## Start Data extract

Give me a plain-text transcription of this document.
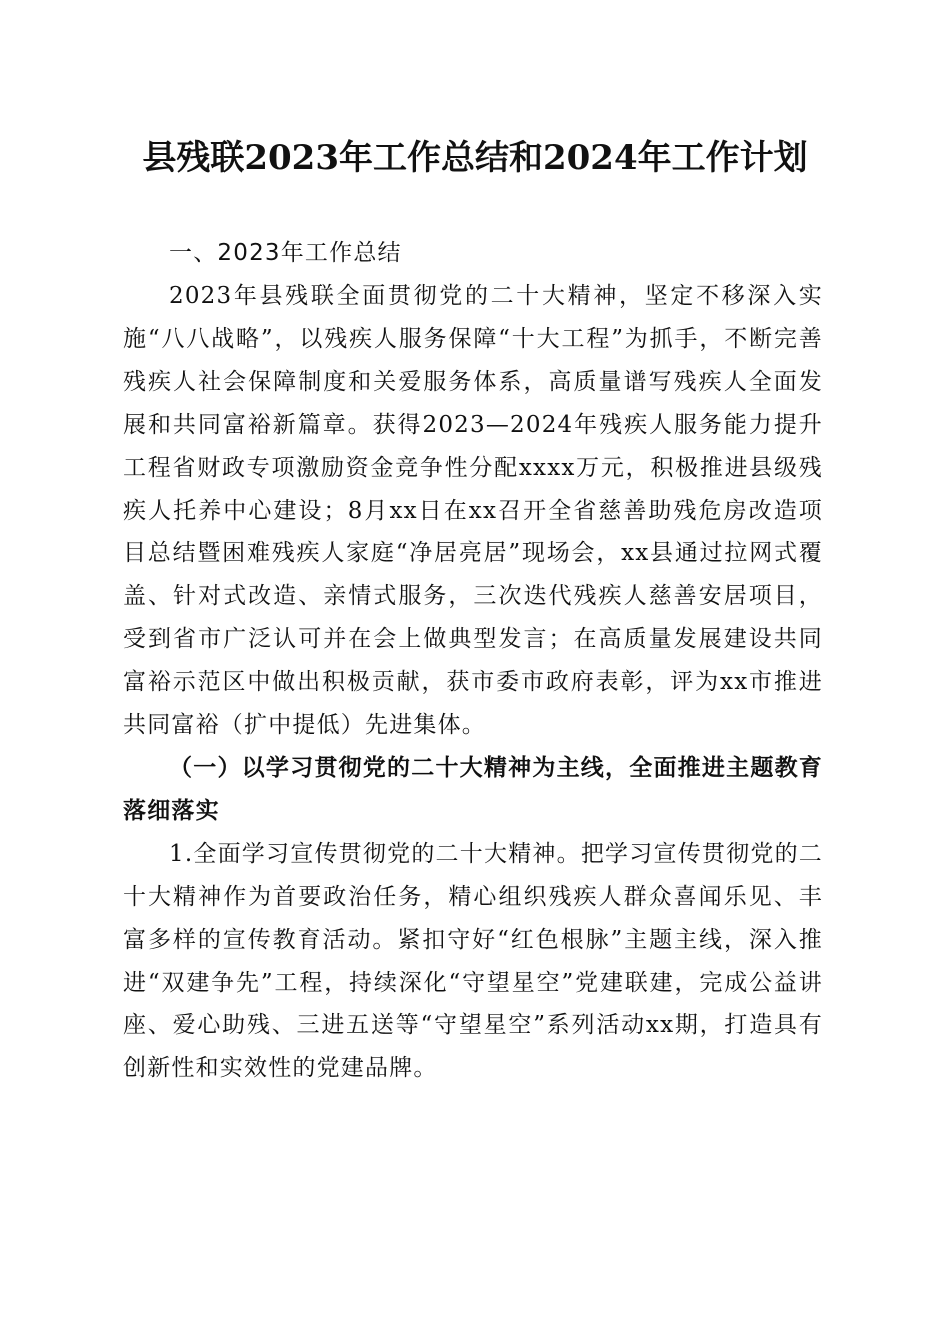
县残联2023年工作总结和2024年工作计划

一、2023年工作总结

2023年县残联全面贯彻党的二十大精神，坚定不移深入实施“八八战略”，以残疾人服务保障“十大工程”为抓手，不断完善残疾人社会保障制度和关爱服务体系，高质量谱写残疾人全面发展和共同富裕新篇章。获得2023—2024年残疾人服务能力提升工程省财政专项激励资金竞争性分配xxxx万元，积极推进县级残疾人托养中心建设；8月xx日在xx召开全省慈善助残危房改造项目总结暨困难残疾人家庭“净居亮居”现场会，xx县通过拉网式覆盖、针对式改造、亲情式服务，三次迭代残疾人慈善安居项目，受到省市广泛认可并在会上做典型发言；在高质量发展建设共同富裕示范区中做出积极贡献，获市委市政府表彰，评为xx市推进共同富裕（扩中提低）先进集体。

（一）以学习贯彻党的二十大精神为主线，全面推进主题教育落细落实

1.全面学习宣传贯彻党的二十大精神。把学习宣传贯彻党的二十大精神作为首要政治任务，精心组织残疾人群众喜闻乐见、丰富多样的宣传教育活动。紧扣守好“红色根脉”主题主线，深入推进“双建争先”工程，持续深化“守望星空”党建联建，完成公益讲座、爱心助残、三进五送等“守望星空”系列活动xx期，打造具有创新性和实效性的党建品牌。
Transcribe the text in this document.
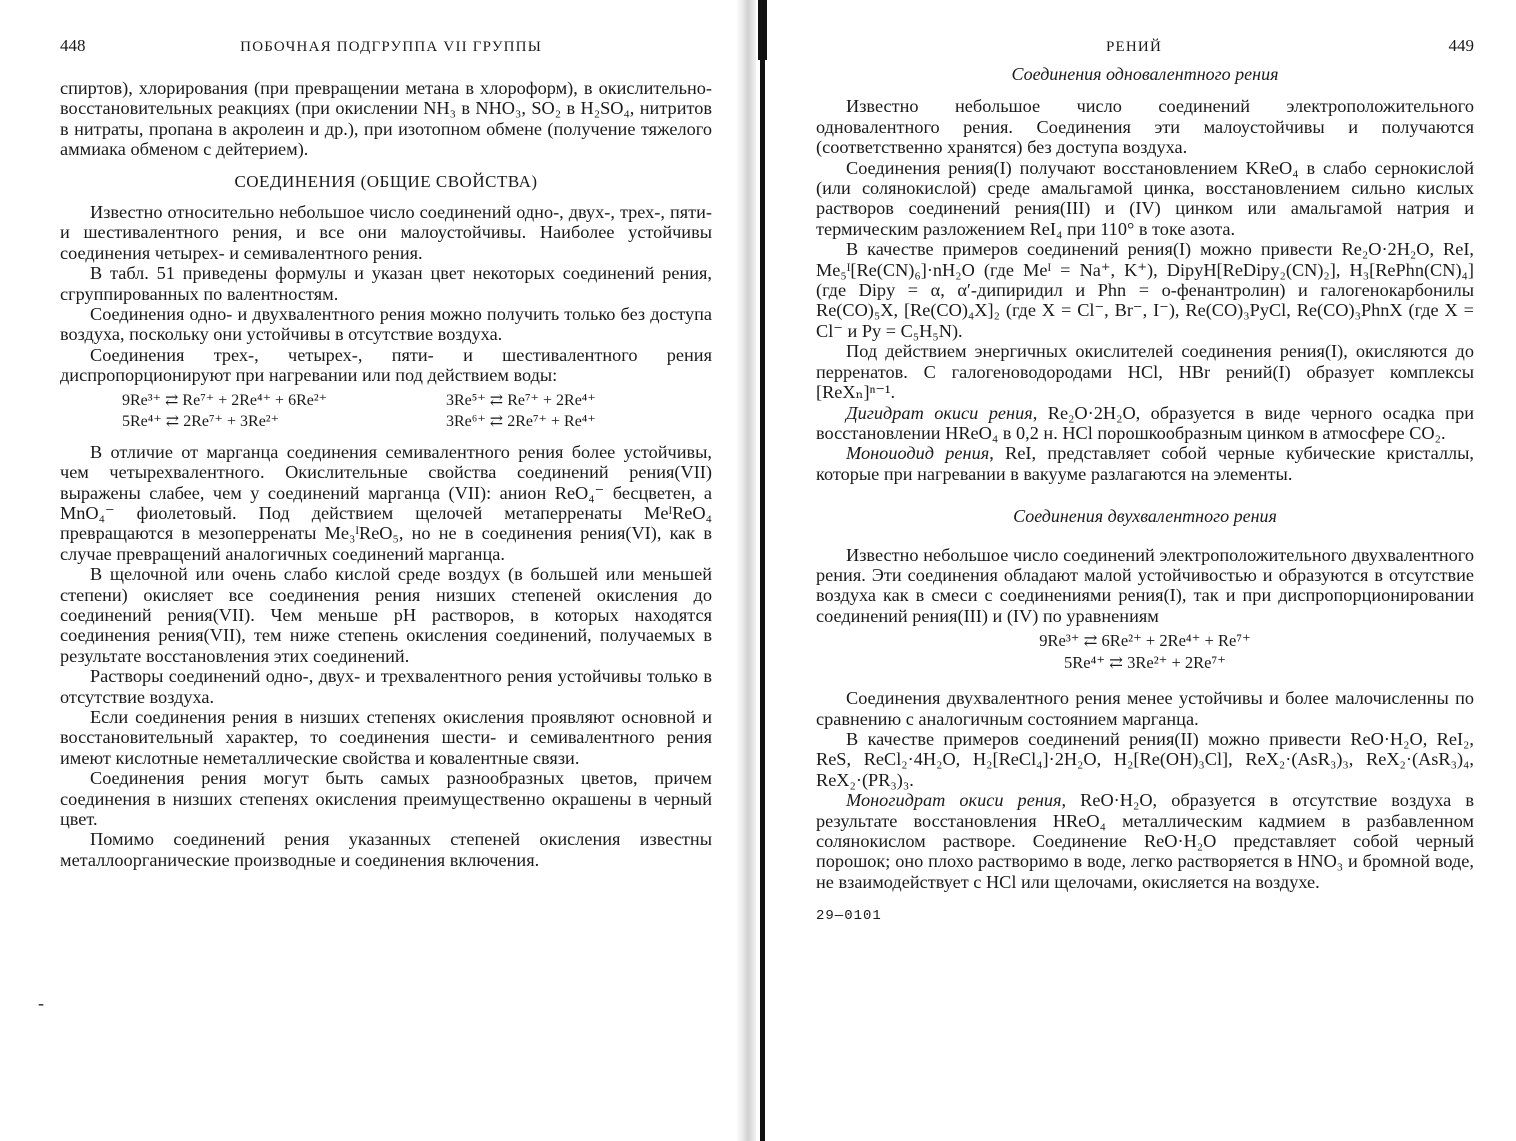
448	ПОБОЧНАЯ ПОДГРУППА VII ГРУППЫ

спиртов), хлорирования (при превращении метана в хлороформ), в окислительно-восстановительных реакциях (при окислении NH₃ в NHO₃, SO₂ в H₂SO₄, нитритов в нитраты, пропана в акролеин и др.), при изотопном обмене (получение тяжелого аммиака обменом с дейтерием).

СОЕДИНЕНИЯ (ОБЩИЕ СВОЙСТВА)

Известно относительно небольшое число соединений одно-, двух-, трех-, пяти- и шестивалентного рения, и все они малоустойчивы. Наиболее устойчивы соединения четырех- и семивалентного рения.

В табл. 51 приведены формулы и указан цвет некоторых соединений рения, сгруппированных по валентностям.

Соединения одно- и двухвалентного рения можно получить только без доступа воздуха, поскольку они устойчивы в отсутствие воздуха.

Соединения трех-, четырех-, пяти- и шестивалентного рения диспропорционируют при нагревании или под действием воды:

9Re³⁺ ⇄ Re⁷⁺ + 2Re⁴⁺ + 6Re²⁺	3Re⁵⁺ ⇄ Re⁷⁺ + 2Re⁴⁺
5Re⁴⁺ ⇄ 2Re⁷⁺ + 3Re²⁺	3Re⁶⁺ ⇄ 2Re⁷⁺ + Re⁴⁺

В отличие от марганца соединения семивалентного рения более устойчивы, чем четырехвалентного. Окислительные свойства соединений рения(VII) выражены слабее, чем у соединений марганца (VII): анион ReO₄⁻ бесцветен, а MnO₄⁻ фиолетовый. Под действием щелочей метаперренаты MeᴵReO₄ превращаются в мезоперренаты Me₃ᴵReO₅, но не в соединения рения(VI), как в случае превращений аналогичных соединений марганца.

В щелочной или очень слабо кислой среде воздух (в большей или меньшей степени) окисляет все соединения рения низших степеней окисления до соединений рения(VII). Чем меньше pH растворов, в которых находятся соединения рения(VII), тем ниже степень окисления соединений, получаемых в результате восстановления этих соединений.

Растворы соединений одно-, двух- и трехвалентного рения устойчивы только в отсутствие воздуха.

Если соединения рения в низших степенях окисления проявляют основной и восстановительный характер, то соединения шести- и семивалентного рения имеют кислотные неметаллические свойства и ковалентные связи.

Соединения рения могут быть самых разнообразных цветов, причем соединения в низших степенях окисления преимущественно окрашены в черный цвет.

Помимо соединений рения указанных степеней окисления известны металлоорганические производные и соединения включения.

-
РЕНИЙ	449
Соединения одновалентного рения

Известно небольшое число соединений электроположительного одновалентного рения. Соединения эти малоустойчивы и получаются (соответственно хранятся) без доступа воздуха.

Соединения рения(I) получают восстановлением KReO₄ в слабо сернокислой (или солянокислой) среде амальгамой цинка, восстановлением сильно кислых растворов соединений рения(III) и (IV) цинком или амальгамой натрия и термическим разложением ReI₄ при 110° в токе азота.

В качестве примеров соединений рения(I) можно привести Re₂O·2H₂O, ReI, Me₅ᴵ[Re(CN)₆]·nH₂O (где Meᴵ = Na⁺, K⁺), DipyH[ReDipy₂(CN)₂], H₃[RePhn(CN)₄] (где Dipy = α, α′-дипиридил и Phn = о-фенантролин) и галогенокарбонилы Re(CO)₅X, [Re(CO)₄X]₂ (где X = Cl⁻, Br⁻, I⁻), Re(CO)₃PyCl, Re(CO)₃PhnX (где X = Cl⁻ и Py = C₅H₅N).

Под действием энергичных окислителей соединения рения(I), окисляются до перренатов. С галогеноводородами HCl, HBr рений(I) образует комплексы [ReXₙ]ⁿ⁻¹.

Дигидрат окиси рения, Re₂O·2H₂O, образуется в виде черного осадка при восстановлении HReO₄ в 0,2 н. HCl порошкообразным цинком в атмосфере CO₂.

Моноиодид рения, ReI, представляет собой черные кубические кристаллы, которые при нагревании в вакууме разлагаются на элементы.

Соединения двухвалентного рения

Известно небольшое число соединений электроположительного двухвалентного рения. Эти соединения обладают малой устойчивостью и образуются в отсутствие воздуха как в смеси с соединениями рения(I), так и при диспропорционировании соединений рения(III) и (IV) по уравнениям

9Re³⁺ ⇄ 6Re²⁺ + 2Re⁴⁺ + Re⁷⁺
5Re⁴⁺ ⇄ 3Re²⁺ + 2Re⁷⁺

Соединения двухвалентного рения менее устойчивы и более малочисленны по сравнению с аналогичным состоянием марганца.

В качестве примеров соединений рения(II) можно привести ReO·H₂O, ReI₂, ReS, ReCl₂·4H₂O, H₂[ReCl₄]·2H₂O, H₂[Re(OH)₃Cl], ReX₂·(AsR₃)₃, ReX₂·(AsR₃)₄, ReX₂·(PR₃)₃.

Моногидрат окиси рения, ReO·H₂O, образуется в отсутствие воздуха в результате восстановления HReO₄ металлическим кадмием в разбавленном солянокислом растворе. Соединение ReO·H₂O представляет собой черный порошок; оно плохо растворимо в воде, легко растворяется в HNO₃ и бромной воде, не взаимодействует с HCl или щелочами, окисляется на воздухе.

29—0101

## End Data extract
## Start Data extract

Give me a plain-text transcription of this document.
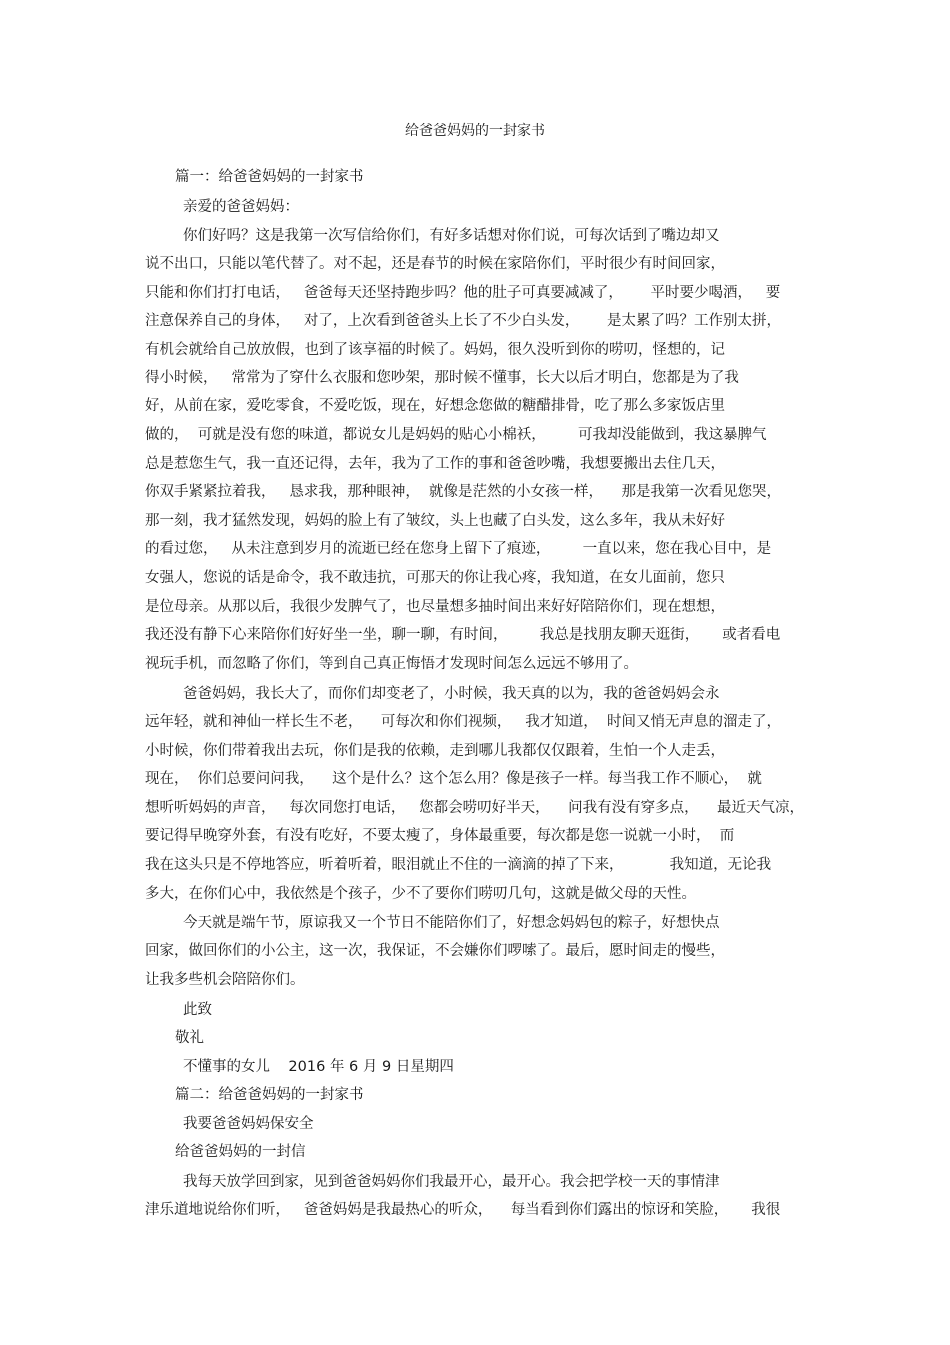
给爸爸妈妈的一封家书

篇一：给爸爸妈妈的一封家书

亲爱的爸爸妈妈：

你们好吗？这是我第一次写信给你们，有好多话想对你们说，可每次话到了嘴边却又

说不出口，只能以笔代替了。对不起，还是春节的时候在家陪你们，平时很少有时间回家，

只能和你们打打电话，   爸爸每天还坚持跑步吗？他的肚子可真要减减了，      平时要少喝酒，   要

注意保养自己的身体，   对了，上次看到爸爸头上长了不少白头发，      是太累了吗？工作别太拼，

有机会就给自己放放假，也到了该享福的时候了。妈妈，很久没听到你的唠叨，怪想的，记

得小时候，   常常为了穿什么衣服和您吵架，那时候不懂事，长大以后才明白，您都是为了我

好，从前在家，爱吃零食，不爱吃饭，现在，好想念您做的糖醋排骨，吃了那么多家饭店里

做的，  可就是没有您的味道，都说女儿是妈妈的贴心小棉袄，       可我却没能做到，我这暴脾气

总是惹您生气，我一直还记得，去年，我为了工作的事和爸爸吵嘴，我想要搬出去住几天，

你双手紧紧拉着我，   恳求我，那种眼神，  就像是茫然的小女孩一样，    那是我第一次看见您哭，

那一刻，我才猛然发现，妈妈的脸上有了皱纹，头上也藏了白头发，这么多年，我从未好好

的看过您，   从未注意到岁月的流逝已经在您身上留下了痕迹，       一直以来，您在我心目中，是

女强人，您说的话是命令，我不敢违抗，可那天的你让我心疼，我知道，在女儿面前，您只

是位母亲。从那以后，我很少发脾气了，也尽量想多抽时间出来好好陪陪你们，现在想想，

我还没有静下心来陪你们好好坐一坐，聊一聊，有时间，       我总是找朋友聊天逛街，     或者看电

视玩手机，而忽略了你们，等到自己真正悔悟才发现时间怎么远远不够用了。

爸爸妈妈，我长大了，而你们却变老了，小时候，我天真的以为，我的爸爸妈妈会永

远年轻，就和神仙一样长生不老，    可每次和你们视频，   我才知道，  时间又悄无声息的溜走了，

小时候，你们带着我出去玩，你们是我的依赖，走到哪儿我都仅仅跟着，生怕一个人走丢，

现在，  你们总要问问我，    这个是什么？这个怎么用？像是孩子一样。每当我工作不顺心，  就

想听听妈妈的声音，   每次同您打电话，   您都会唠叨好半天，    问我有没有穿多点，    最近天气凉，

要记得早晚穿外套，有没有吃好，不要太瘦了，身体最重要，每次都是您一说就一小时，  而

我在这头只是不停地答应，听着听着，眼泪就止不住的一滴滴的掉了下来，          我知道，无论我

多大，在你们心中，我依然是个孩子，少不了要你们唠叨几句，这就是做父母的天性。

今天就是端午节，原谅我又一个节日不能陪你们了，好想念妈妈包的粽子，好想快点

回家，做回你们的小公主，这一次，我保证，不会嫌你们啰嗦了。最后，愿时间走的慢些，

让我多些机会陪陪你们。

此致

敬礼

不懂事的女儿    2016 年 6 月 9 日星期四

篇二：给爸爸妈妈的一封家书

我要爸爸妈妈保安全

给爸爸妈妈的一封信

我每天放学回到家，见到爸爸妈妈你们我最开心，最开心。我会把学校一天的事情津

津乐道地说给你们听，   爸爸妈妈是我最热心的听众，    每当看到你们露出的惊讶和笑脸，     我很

## End Data extract
## Start Data extract

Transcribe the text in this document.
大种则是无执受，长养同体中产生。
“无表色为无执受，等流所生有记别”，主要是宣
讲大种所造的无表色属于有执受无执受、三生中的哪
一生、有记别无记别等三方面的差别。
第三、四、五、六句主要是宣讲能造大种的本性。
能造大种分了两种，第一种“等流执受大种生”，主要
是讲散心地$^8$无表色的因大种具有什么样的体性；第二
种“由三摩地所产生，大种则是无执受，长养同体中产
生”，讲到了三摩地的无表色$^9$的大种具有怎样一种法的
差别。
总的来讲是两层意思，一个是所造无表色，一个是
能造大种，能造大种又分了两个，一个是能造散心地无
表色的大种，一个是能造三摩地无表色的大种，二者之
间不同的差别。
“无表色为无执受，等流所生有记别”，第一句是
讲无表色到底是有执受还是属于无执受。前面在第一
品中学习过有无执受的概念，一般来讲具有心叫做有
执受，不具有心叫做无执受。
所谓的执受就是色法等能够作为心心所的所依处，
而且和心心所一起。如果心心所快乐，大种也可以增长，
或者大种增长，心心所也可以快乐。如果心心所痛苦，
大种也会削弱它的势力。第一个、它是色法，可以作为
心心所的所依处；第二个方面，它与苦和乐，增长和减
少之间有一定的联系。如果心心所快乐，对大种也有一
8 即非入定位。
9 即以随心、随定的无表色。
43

## End Data extract

- Set exercise:
Show, from the material above, each line that includes the string "собой".

- Exercise output:
Моноиодид рения, ReI, представляет собой черные кубические кристаллы, которые при нагревании в вакууме разлагаются на элементы.
Моногидрат окиси рения, ReO·H₂O, образуется в отсутствие воздуха в результате восстановления HReO₄ металлическим кадмием в разбавленном солянокислом растворе. Соединение ReO·H₂O представляет собой черный порошок; оно плохо растворимо в воде, легко растворяется в HNO₃ и бромной воде, не взаимодействует с HCl или щелочами, окисляется на воздухе.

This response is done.